[Some records]
* * * * * * * * *
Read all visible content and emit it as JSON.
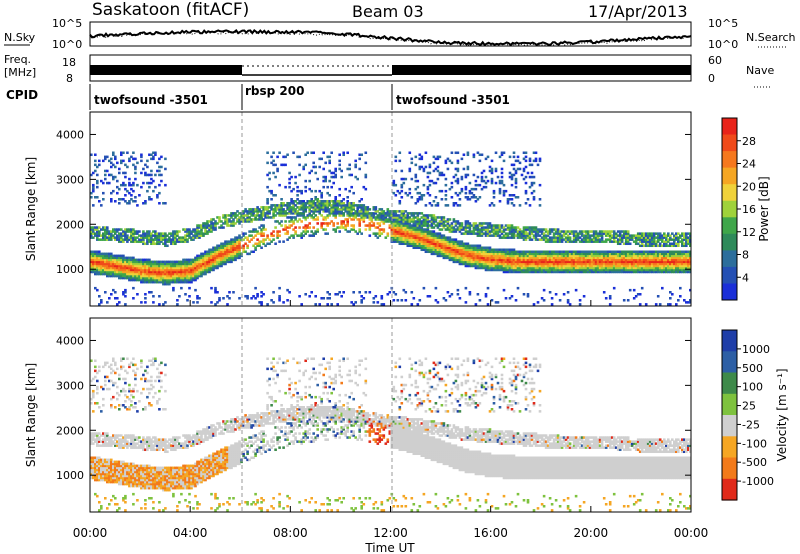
{
  "header": {
    "station": "Saskatoon (fitACF)",
    "beam": "Beam 03",
    "date": "17/Apr/2013"
  },
  "top_panels": {
    "nsky_label": "N.Sky",
    "nsearch_label": "N.Search",
    "nsky_ticks": [
      "10^5",
      "10^0"
    ],
    "nsearch_ticks": [
      "10^5",
      "10^0"
    ],
    "freq_label": "Freq.",
    "freq_unit": "[MHz]",
    "freq_ticks": [
      "18",
      "8"
    ],
    "nave_label": "Nave",
    "nave_ticks": [
      "60",
      "0"
    ],
    "cpid_label": "CPID",
    "cpid_segments": [
      {
        "label": "twofsound -3501",
        "start_h": 0,
        "end_h": 6
      },
      {
        "label": "rbsp 200",
        "start_h": 6,
        "end_h": 12
      },
      {
        "label": "twofsound -3501",
        "start_h": 12,
        "end_h": 24
      }
    ]
  },
  "chart_data": [
    {
      "type": "heatmap",
      "title": "Power",
      "ylabel": "Slant Range [km]",
      "ylim": [
        180,
        4500
      ],
      "yticks": [
        "1000",
        "2000",
        "3000",
        "4000"
      ],
      "xlim": [
        0,
        24
      ],
      "colorbar_label": "Power [dB]",
      "colorbar_ticks": [
        "28",
        "24",
        "20",
        "16",
        "12",
        "8",
        "4"
      ],
      "colorbar_colors": [
        "#e8231a",
        "#f04a1a",
        "#f5781e",
        "#f5a623",
        "#f0d23a",
        "#9fd23a",
        "#3fa64a",
        "#2e8a5a",
        "#2c6e9c",
        "#2450b4",
        "#1a2fd8"
      ],
      "bands": [
        {
          "name": "main",
          "points": [
            [
              0,
              1150
            ],
            [
              1,
              1050
            ],
            [
              2,
              950
            ],
            [
              3,
              900
            ],
            [
              4,
              950
            ],
            [
              5,
              1250
            ],
            [
              6,
              1500
            ],
            [
              7,
              1750
            ],
            [
              8,
              1900
            ],
            [
              9,
              2000
            ],
            [
              10,
              2050
            ],
            [
              11,
              2000
            ],
            [
              12,
              1850
            ],
            [
              13,
              1700
            ],
            [
              14,
              1500
            ],
            [
              15,
              1300
            ],
            [
              16,
              1200
            ],
            [
              17,
              1150
            ],
            [
              18,
              1150
            ],
            [
              19,
              1150
            ],
            [
              20,
              1150
            ],
            [
              21,
              1150
            ],
            [
              22,
              1150
            ],
            [
              23,
              1150
            ],
            [
              24,
              1150
            ]
          ]
        },
        {
          "name": "upper",
          "points": [
            [
              0,
              1800
            ],
            [
              1,
              1750
            ],
            [
              2,
              1700
            ],
            [
              3,
              1650
            ],
            [
              4,
              1750
            ],
            [
              5,
              2000
            ],
            [
              6,
              2150
            ],
            [
              7,
              2250
            ],
            [
              8,
              2350
            ],
            [
              9,
              2400
            ],
            [
              10,
              2350
            ],
            [
              11,
              2250
            ],
            [
              12,
              2150
            ],
            [
              13,
              2100
            ],
            [
              14,
              2000
            ],
            [
              15,
              1900
            ],
            [
              16,
              1850
            ],
            [
              17,
              1800
            ],
            [
              18,
              1750
            ],
            [
              19,
              1700
            ],
            [
              20,
              1700
            ],
            [
              21,
              1700
            ],
            [
              22,
              1650
            ],
            [
              23,
              1650
            ],
            [
              24,
              1650
            ]
          ]
        }
      ]
    },
    {
      "type": "heatmap",
      "title": "Velocity",
      "ylabel": "Slant Range [km]",
      "ylim": [
        180,
        4500
      ],
      "yticks": [
        "1000",
        "2000",
        "3000",
        "4000"
      ],
      "xlim": [
        0,
        24
      ],
      "xticks": [
        "00:00",
        "04:00",
        "08:00",
        "12:00",
        "16:00",
        "20:00",
        "00:00"
      ],
      "xlabel": "Time UT",
      "colorbar_label": "Velocity [m s⁻¹]",
      "colorbar_ticks": [
        "1000",
        "500",
        "100",
        "25",
        "-25",
        "-100",
        "-500",
        "-1000"
      ],
      "colorbar_colors": [
        "#1f3ea8",
        "#2d5fa5",
        "#3e8a4a",
        "#7ec23e",
        "#cfcfcf",
        "#f5a623",
        "#f27a1a",
        "#e02a1a"
      ]
    }
  ]
}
* * * * * * * * *
TASK DETAILS: Pictures are excluded; output everything else in the data verbatim.

EXPECTED OUTPUT:
Read all visible content and emit it as JSON.
{
  "header": {
    "station": "Saskatoon (fitACF)",
    "beam": "Beam 03",
    "date": "17/Apr/2013"
  },
  "top_panels": {
    "nsky_label": "N.Sky",
    "nsearch_label": "N.Search",
    "nsky_ticks": [
      "10^5",
      "10^0"
    ],
    "nsearch_ticks": [
      "10^5",
      "10^0"
    ],
    "freq_label": "Freq.",
    "freq_unit": "[MHz]",
    "freq_ticks": [
      "18",
      "8"
    ],
    "nave_label": "Nave",
    "nave_ticks": [
      "60",
      "0"
    ],
    "cpid_label": "CPID",
    "cpid_segments": [
      {
        "label": "twofsound -3501",
        "start_h": 0,
        "end_h": 6
      },
      {
        "label": "rbsp 200",
        "start_h": 6,
        "end_h": 12
      },
      {
        "label": "twofsound -3501",
        "start_h": 12,
        "end_h": 24
      }
    ]
  },
  "chart_data": [
    {
      "type": "heatmap",
      "title": "Power",
      "ylabel": "Slant Range [km]",
      "ylim": [
        180,
        4500
      ],
      "yticks": [
        "1000",
        "2000",
        "3000",
        "4000"
      ],
      "xlim": [
        0,
        24
      ],
      "colorbar_label": "Power [dB]",
      "colorbar_ticks": [
        "28",
        "24",
        "20",
        "16",
        "12",
        "8",
        "4"
      ],
      "colorbar_colors": [
        "#e8231a",
        "#f04a1a",
        "#f5781e",
        "#f5a623",
        "#f0d23a",
        "#9fd23a",
        "#3fa64a",
        "#2e8a5a",
        "#2c6e9c",
        "#2450b4",
        "#1a2fd8"
      ],
      "bands": [
        {
          "name": "main",
          "points": [
            [
              0,
              1150
            ],
            [
              1,
              1050
            ],
            [
              2,
              950
            ],
            [
              3,
              900
            ],
            [
              4,
              950
            ],
            [
              5,
              1250
            ],
            [
              6,
              1500
            ],
            [
              7,
              1750
            ],
            [
              8,
              1900
            ],
            [
              9,
              2000
            ],
            [
              10,
              2050
            ],
            [
              11,
              2000
            ],
            [
              12,
              1850
            ],
            [
              13,
              1700
            ],
            [
              14,
              1500
            ],
            [
              15,
              1300
            ],
            [
              16,
              1200
            ],
            [
              17,
              1150
            ],
            [
              18,
              1150
            ],
            [
              19,
              1150
            ],
            [
              20,
              1150
            ],
            [
              21,
              1150
            ],
            [
              22,
              1150
            ],
            [
              23,
              1150
            ],
            [
              24,
              1150
            ]
          ]
        },
        {
          "name": "upper",
          "points": [
            [
              0,
              1800
            ],
            [
              1,
              1750
            ],
            [
              2,
              1700
            ],
            [
              3,
              1650
            ],
            [
              4,
              1750
            ],
            [
              5,
              2000
            ],
            [
              6,
              2150
            ],
            [
              7,
              2250
            ],
            [
              8,
              2350
            ],
            [
              9,
              2400
            ],
            [
              10,
              2350
            ],
            [
              11,
              2250
            ],
            [
              12,
              2150
            ],
            [
              13,
              2100
            ],
            [
              14,
              2000
            ],
            [
              15,
              1900
            ],
            [
              16,
              1850
            ],
            [
              17,
              1800
            ],
            [
              18,
              1750
            ],
            [
              19,
              1700
            ],
            [
              20,
              1700
            ],
            [
              21,
              1700
            ],
            [
              22,
              1650
            ],
            [
              23,
              1650
            ],
            [
              24,
              1650
            ]
          ]
        }
      ]
    },
    {
      "type": "heatmap",
      "title": "Velocity",
      "ylabel": "Slant Range [km]",
      "ylim": [
        180,
        4500
      ],
      "yticks": [
        "1000",
        "2000",
        "3000",
        "4000"
      ],
      "xlim": [
        0,
        24
      ],
      "xticks": [
        "00:00",
        "04:00",
        "08:00",
        "12:00",
        "16:00",
        "20:00",
        "00:00"
      ],
      "xlabel": "Time UT",
      "colorbar_label": "Velocity [m s⁻¹]",
      "colorbar_ticks": [
        "1000",
        "500",
        "100",
        "25",
        "-25",
        "-100",
        "-500",
        "-1000"
      ],
      "colorbar_colors": [
        "#1f3ea8",
        "#2d5fa5",
        "#3e8a4a",
        "#7ec23e",
        "#cfcfcf",
        "#f5a623",
        "#f27a1a",
        "#e02a1a"
      ]
    }
  ]
}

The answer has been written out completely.